Goal: Look through the material below. Copy every line with the string "zháo" in it.

§

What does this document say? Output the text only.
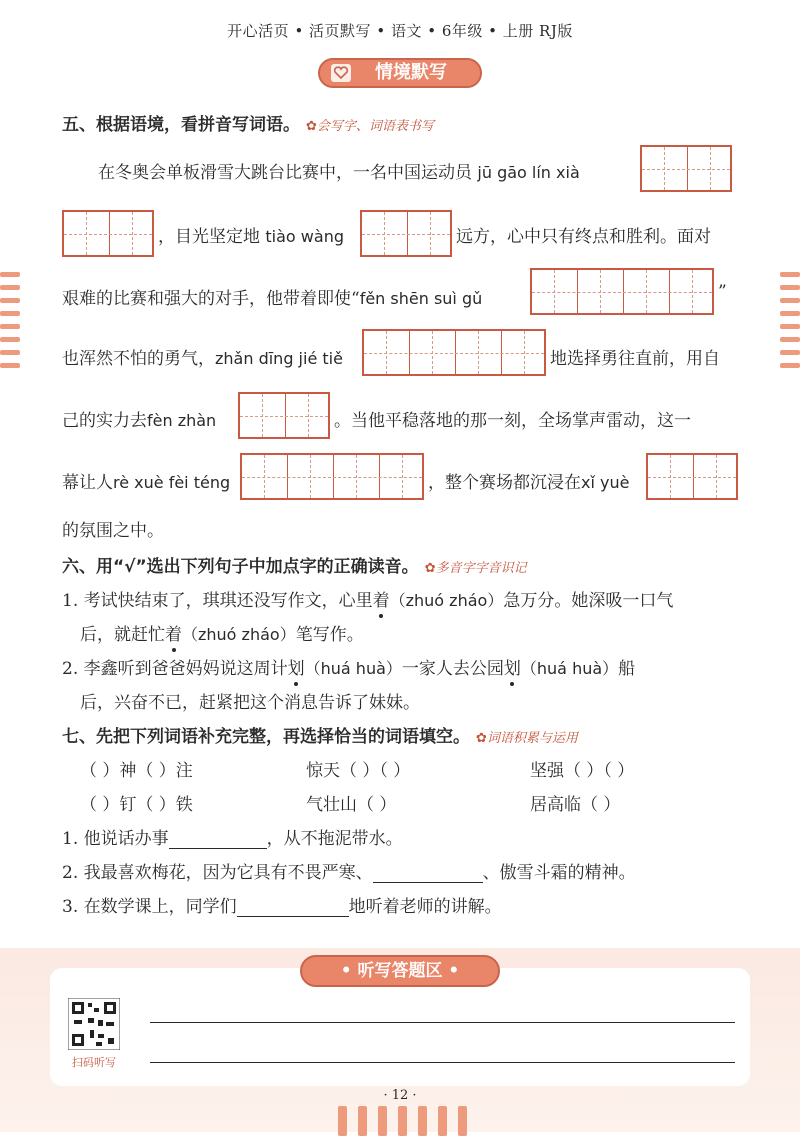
开心活页 • 活页默写 • 语文 • 6年级 • 上册 RJ版
情境默写
五、根据语境，看拼音写词语。 ✿会写字、词语表书写
在冬奥会单板滑雪大跳台比赛中，一名中国运动员 jū gāo lín xià
，目光坚定地 tiào wàng	远方，心中只有终点和胜利。面对
艰难的比赛和强大的对手，他带着即使“fěn shēn suì gǔ	”
也浑然不怕的勇气，zhǎn dīng jié tiě	地选择勇往直前，用自
己的实力去fèn zhàn	。当他平稳落地的那一刻，全场掌声雷动，这一
幕让人rè xuè fèi téng	，整个赛场都沉浸在xǐ yuè
的氛围之中。
六、用“√”选出下列句子中加点字的正确读音。 ✿多音字字音识记
1. 考试快结束了，琪琪还没写作文，心里着（zhuó zháo）急万分。她深吸一口气
后，就赶忙着（zhuó zháo）笔写作。
2. 李鑫听到爸爸妈妈说这周计划（huá huà）一家人去公园划（huá huà）船
后，兴奋不已，赶紧把这个消息告诉了妹妹。
七、先把下列词语补充完整，再选择恰当的词语填空。 ✿词语积累与运用
（ ）神（ ）注	惊天（ ）（ ）	坚强（ ）（ ）
（ ）钉（ ）铁	气壮山（ ）	居高临（ ）
1. 他说话办事	，从不拖泥带水。
2. 我最喜欢梅花，因为它具有不畏严寒、	、傲雪斗霜的精神。
3. 在数学课上，同学们	地听着老师的讲解。
• 听写答题区 •
扫码听写
· 12 ·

§

Written answer:
1. 考试快结束了，琪琪还没写作文，心里着（zhuó zháo）急万分。她深吸一口气
后，就赶忙着（zhuó zháo）笔写作。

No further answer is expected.